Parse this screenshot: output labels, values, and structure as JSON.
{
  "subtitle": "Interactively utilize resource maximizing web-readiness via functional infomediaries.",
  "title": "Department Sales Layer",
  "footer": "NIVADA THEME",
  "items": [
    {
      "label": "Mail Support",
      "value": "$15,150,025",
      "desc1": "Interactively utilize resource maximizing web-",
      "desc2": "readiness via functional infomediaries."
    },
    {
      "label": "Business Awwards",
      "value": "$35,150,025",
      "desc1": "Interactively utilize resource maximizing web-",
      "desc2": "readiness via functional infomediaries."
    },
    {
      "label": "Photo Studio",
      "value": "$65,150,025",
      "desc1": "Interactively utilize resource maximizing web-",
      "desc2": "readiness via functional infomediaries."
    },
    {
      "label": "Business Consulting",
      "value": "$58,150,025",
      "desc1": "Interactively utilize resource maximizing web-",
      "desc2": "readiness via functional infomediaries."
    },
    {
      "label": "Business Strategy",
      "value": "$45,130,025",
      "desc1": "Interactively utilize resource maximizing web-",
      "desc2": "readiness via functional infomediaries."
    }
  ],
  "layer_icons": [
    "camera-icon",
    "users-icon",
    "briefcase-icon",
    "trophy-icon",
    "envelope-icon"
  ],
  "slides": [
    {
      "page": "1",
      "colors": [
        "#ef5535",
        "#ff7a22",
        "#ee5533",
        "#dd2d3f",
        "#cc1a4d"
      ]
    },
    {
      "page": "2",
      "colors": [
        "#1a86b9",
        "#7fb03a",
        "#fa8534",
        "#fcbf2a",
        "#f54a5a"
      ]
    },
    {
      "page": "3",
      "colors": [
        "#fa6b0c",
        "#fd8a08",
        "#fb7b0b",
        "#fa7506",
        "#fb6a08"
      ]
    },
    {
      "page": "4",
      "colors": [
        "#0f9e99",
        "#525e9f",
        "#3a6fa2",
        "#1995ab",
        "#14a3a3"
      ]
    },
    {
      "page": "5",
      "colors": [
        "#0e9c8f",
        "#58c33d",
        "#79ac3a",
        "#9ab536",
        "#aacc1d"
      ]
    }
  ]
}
□ □ □ □ □
# What you will do
Print all of the entries again, exactly as written.

# Full response
Parse this screenshot: output labels, values, and structure as JSON.
{
  "subtitle": "Interactively utilize resource maximizing web-readiness via functional infomediaries.",
  "title": "Department Sales Layer",
  "footer": "NIVADA THEME",
  "items": [
    {
      "label": "Mail Support",
      "value": "$15,150,025",
      "desc1": "Interactively utilize resource maximizing web-",
      "desc2": "readiness via functional infomediaries."
    },
    {
      "label": "Business Awwards",
      "value": "$35,150,025",
      "desc1": "Interactively utilize resource maximizing web-",
      "desc2": "readiness via functional infomediaries."
    },
    {
      "label": "Photo Studio",
      "value": "$65,150,025",
      "desc1": "Interactively utilize resource maximizing web-",
      "desc2": "readiness via functional infomediaries."
    },
    {
      "label": "Business Consulting",
      "value": "$58,150,025",
      "desc1": "Interactively utilize resource maximizing web-",
      "desc2": "readiness via functional infomediaries."
    },
    {
      "label": "Business Strategy",
      "value": "$45,130,025",
      "desc1": "Interactively utilize resource maximizing web-",
      "desc2": "readiness via functional infomediaries."
    }
  ],
  "layer_icons": [
    "camera-icon",
    "users-icon",
    "briefcase-icon",
    "trophy-icon",
    "envelope-icon"
  ],
  "slides": [
    {
      "page": "1",
      "colors": [
        "#ef5535",
        "#ff7a22",
        "#ee5533",
        "#dd2d3f",
        "#cc1a4d"
      ]
    },
    {
      "page": "2",
      "colors": [
        "#1a86b9",
        "#7fb03a",
        "#fa8534",
        "#fcbf2a",
        "#f54a5a"
      ]
    },
    {
      "page": "3",
      "colors": [
        "#fa6b0c",
        "#fd8a08",
        "#fb7b0b",
        "#fa7506",
        "#fb6a08"
      ]
    },
    {
      "page": "4",
      "colors": [
        "#0f9e99",
        "#525e9f",
        "#3a6fa2",
        "#1995ab",
        "#14a3a3"
      ]
    },
    {
      "page": "5",
      "colors": [
        "#0e9c8f",
        "#58c33d",
        "#79ac3a",
        "#9ab536",
        "#aacc1d"
      ]
    }
  ]
}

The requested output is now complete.